# PROBLEM STATEMENT
Copy down every line where the string "笔杆子星域" shows up.

# DATASET EXTRACT
--- START ---
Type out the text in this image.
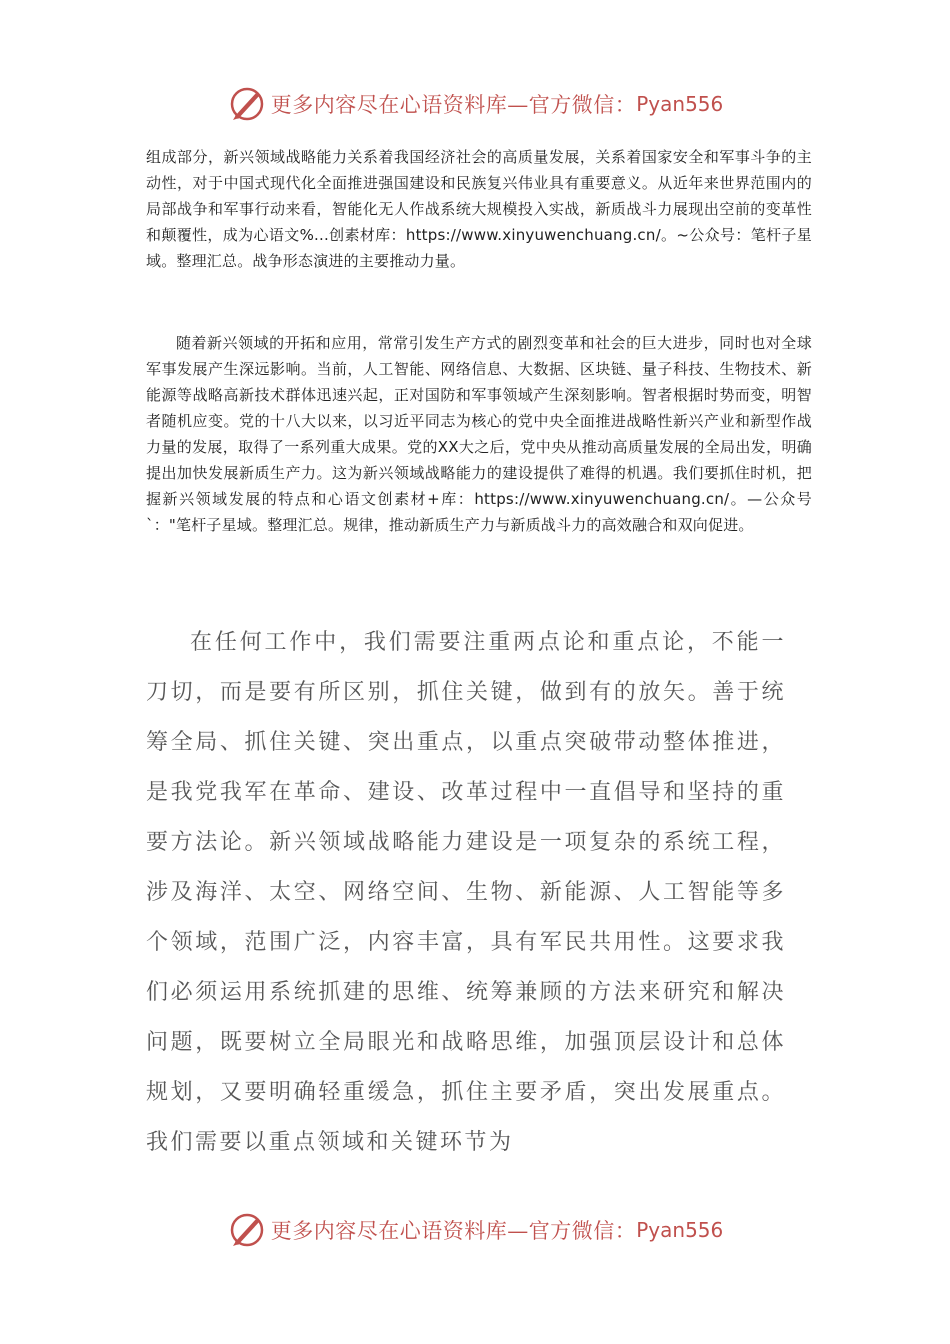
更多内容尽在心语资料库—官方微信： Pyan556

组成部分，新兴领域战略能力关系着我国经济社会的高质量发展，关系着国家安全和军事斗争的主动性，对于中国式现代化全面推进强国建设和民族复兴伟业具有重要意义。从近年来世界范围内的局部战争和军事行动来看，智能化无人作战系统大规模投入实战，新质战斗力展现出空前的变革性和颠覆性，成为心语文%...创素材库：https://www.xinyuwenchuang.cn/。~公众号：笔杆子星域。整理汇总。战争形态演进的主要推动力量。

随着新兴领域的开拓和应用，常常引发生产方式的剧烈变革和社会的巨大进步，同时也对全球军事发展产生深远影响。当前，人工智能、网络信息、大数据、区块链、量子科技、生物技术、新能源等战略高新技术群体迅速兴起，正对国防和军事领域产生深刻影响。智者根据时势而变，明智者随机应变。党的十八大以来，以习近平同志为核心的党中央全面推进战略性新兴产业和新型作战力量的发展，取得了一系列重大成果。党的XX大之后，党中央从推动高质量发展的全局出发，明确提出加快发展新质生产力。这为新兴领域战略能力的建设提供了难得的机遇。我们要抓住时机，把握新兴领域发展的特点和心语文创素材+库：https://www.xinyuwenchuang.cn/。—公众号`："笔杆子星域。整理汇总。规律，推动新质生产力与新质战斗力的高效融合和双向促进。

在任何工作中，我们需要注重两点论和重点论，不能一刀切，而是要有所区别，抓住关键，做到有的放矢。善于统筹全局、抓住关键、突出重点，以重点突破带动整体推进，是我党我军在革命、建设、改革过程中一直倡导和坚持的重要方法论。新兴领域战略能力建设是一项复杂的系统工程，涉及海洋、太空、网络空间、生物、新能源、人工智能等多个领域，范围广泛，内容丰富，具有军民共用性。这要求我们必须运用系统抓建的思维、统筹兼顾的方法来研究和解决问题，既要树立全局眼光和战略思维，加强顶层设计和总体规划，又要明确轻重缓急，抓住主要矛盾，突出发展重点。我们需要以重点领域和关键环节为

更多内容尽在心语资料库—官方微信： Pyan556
--- END ---
# RESPONSE FOR THIS EXERCISE
组成部分，新兴领域战略能力关系着我国经济社会的高质量发展，关系着国家安全和军事斗争的主动性，对于中国式现代化全面推进强国建设和民族复兴伟业具有重要意义。从近年来世界范围内的局部战争和军事行动来看，智能化无人作战系统大规模投入实战，新质战斗力展现出空前的变革性和颠覆性，成为心语文%...创素材库：https://www.xinyuwenchuang.cn/。~公众号：笔杆子星域。整理汇总。战争形态演进的主要推动力量。
随着新兴领域的开拓和应用，常常引发生产方式的剧烈变革和社会的巨大进步，同时也对全球军事发展产生深远影响。当前，人工智能、网络信息、大数据、区块链、量子科技、生物技术、新能源等战略高新技术群体迅速兴起，正对国防和军事领域产生深刻影响。智者根据时势而变，明智者随机应变。党的十八大以来，以习近平同志为核心的党中央全面推进战略性新兴产业和新型作战力量的发展，取得了一系列重大成果。党的XX大之后，党中央从推动高质量发展的全局出发，明确提出加快发展新质生产力。这为新兴领域战略能力的建设提供了难得的机遇。我们要抓住时机，把握新兴领域发展的特点和心语文创素材+库：https://www.xinyuwenchuang.cn/。—公众号`："笔杆子星域。整理汇总。规律，推动新质生产力与新质战斗力的高效融合和双向促进。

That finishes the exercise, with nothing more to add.